* START SUPPLIED DATA *

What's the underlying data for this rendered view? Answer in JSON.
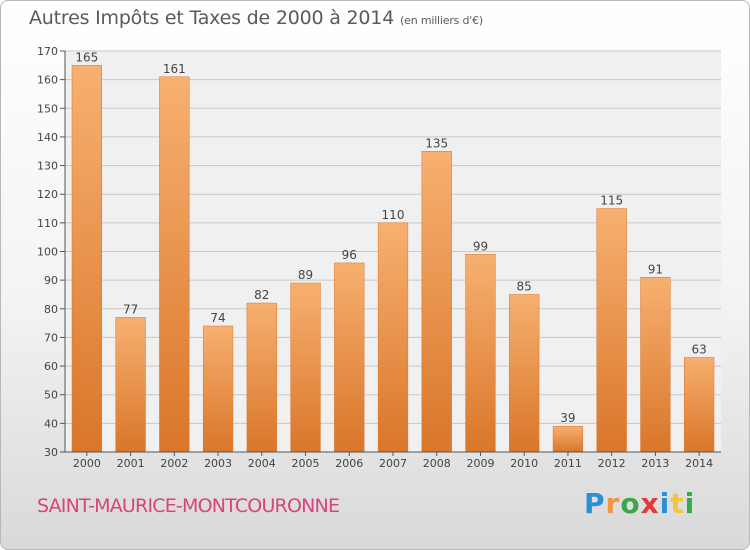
{
  "header": {
    "title": "Autres Impôts et Taxes de 2000 à 2014",
    "subtitle": "(en milliers d'€)"
  },
  "footer": {
    "commune": "SAINT-MAURICE-MONTCOURONNE",
    "logo_letters": [
      "P",
      "r",
      "o",
      "x",
      "i",
      "t",
      "i"
    ]
  },
  "colors": {
    "bar": "#f2953f",
    "bar_light": "#f7b070",
    "bar_dark": "#d9762a",
    "commune": "#d8447c",
    "logo": [
      "#2a8fd6",
      "#f2953f",
      "#3aa84a",
      "#e23a3a",
      "#2a8fd6",
      "#f2c53a",
      "#3aa84a"
    ]
  },
  "chart_data": {
    "type": "bar",
    "title": "Autres Impôts et Taxes de 2000 à 2014",
    "subtitle": "(en milliers d'€)",
    "xlabel": "",
    "ylabel": "",
    "categories": [
      "2000",
      "2001",
      "2002",
      "2003",
      "2004",
      "2005",
      "2006",
      "2007",
      "2008",
      "2009",
      "2010",
      "2011",
      "2012",
      "2013",
      "2014"
    ],
    "values": [
      165,
      77,
      161,
      74,
      82,
      89,
      96,
      110,
      135,
      99,
      85,
      39,
      115,
      91,
      63
    ],
    "ylim": [
      30,
      170
    ],
    "yticks": [
      30,
      40,
      50,
      60,
      70,
      80,
      90,
      100,
      110,
      120,
      130,
      140,
      150,
      160,
      170
    ],
    "grid": true,
    "data_labels": true
  }
}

* END SUPPLIED DATA *

WRITTEN REQUEST:
Only a number is wanted here: how many lines in the data above include the string "subtitle"?

EXERCISE OUTPUT:
2